* Exercise *
Records follow. Copy every line with "Revenue".

* Records for this task *
_ _ _ _ _ _ _
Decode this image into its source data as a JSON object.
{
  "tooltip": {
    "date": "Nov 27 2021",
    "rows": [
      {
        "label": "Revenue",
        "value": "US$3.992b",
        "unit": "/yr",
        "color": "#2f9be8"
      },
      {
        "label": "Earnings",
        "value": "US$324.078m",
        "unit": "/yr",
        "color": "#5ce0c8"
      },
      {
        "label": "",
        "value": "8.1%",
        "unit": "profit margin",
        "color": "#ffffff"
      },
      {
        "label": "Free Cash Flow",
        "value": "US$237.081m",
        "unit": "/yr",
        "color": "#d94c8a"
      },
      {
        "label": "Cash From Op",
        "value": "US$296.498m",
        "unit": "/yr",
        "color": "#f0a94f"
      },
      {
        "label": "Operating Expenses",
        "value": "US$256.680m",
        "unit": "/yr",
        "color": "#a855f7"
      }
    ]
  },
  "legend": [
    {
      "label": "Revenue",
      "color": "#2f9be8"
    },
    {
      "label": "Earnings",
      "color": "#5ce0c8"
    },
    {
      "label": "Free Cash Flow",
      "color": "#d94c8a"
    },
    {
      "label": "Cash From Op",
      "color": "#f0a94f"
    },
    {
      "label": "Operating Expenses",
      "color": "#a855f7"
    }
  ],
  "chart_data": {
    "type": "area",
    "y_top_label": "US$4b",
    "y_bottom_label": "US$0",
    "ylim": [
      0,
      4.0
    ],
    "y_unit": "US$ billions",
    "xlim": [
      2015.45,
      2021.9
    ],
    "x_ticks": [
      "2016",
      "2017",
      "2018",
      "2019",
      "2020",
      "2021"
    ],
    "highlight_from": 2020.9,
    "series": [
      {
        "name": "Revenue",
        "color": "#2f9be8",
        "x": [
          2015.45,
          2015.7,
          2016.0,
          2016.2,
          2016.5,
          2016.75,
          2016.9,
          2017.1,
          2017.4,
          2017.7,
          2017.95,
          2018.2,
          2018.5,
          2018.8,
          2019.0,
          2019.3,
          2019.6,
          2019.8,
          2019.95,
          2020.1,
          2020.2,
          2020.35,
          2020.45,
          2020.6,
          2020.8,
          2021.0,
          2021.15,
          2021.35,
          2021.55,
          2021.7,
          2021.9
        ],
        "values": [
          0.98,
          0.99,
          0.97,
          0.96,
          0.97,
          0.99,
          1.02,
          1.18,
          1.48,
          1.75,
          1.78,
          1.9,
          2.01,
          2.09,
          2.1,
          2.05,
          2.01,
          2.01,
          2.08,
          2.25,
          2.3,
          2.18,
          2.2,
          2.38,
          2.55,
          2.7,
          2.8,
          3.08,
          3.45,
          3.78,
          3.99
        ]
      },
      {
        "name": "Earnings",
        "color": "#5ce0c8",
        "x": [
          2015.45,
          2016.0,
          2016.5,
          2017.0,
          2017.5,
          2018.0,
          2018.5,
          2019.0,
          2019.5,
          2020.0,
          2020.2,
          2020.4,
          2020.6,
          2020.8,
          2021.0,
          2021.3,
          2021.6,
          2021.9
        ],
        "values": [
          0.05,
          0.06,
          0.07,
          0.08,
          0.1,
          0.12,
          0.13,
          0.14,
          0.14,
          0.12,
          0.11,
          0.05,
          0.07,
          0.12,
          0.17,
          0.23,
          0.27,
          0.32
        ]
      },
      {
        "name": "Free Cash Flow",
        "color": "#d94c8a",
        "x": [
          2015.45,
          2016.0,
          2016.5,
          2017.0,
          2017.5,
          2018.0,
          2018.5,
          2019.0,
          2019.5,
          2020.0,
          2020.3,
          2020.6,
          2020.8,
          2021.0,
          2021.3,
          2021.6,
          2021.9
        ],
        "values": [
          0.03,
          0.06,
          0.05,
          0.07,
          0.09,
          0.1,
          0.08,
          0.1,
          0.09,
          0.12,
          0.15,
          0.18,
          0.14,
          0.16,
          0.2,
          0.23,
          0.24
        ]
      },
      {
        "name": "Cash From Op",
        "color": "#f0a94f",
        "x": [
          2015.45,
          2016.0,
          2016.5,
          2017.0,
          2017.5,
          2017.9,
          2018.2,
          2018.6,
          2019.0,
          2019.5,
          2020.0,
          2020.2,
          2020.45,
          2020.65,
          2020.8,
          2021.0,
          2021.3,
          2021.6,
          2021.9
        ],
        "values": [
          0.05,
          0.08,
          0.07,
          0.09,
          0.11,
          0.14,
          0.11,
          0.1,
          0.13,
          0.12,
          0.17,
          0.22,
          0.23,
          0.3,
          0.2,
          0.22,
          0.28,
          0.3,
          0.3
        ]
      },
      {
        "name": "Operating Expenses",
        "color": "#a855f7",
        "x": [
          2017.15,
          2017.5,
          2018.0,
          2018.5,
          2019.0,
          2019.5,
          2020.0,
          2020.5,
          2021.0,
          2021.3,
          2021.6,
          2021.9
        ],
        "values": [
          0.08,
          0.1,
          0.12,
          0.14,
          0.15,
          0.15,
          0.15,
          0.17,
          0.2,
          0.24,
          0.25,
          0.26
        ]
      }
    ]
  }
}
_ _ _ _ _ _ _
* Task answer *
        "label": "Revenue",
      "label": "Revenue",
        "name": "Revenue",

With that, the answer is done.